*Data entries*:
--- BEGIN ---
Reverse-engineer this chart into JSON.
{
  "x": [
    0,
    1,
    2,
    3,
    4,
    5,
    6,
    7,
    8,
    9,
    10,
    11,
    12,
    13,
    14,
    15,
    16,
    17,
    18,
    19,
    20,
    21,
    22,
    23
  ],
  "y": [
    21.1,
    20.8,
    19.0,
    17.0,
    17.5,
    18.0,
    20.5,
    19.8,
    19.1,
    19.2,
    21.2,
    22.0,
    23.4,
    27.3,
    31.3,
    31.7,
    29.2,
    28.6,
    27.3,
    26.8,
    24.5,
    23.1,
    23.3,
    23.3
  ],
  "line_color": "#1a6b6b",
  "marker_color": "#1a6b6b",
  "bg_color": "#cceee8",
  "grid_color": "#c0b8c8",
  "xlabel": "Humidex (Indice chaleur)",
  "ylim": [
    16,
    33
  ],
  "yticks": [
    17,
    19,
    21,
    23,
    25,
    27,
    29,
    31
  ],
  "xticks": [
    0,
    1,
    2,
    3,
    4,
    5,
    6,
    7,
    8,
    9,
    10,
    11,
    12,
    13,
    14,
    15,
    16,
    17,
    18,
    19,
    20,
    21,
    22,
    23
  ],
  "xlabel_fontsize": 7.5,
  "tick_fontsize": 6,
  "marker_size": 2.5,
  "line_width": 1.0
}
--- END ---
*What you are asked to do*: Output all of the material exactly as written.

*Output of the task*:
Reverse-engineer this chart into JSON.
{
  "x": [
    0,
    1,
    2,
    3,
    4,
    5,
    6,
    7,
    8,
    9,
    10,
    11,
    12,
    13,
    14,
    15,
    16,
    17,
    18,
    19,
    20,
    21,
    22,
    23
  ],
  "y": [
    21.1,
    20.8,
    19.0,
    17.0,
    17.5,
    18.0,
    20.5,
    19.8,
    19.1,
    19.2,
    21.2,
    22.0,
    23.4,
    27.3,
    31.3,
    31.7,
    29.2,
    28.6,
    27.3,
    26.8,
    24.5,
    23.1,
    23.3,
    23.3
  ],
  "line_color": "#1a6b6b",
  "marker_color": "#1a6b6b",
  "bg_color": "#cceee8",
  "grid_color": "#c0b8c8",
  "xlabel": "Humidex (Indice chaleur)",
  "ylim": [
    16,
    33
  ],
  "yticks": [
    17,
    19,
    21,
    23,
    25,
    27,
    29,
    31
  ],
  "xticks": [
    0,
    1,
    2,
    3,
    4,
    5,
    6,
    7,
    8,
    9,
    10,
    11,
    12,
    13,
    14,
    15,
    16,
    17,
    18,
    19,
    20,
    21,
    22,
    23
  ],
  "xlabel_fontsize": 7.5,
  "tick_fontsize": 6,
  "marker_size": 2.5,
  "line_width": 1.0
}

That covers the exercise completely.